Data in this exercise:
++++
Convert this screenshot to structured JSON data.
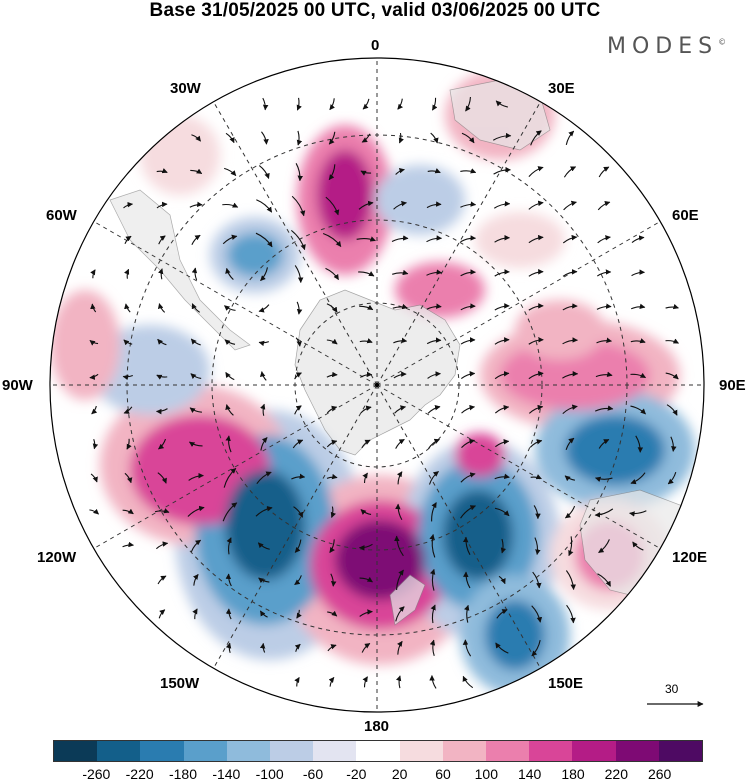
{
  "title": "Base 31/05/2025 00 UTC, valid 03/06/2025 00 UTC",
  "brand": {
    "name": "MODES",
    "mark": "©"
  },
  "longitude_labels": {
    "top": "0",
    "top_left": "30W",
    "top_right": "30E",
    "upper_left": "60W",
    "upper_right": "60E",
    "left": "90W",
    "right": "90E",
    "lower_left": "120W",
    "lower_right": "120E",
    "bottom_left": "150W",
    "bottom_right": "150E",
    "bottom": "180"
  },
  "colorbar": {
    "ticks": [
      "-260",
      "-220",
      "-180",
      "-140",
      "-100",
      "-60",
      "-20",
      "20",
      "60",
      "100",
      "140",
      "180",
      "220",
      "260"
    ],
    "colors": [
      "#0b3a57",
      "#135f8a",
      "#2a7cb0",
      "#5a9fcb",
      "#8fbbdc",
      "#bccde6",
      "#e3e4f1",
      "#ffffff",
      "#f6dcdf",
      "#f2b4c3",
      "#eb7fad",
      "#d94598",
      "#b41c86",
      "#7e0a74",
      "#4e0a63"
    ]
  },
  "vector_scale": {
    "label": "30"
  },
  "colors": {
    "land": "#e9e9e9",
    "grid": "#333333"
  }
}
++++
Goal:
Copy all the entries word for word. Omit any pictures.

Response:
Convert this screenshot to structured JSON data.
{
  "title": "Base 31/05/2025 00 UTC, valid 03/06/2025 00 UTC",
  "brand": {
    "name": "MODES",
    "mark": "©"
  },
  "longitude_labels": {
    "top": "0",
    "top_left": "30W",
    "top_right": "30E",
    "upper_left": "60W",
    "upper_right": "60E",
    "left": "90W",
    "right": "90E",
    "lower_left": "120W",
    "lower_right": "120E",
    "bottom_left": "150W",
    "bottom_right": "150E",
    "bottom": "180"
  },
  "colorbar": {
    "ticks": [
      "-260",
      "-220",
      "-180",
      "-140",
      "-100",
      "-60",
      "-20",
      "20",
      "60",
      "100",
      "140",
      "180",
      "220",
      "260"
    ],
    "colors": [
      "#0b3a57",
      "#135f8a",
      "#2a7cb0",
      "#5a9fcb",
      "#8fbbdc",
      "#bccde6",
      "#e3e4f1",
      "#ffffff",
      "#f6dcdf",
      "#f2b4c3",
      "#eb7fad",
      "#d94598",
      "#b41c86",
      "#7e0a74",
      "#4e0a63"
    ]
  },
  "vector_scale": {
    "label": "30"
  },
  "colors": {
    "land": "#e9e9e9",
    "grid": "#333333"
  }
}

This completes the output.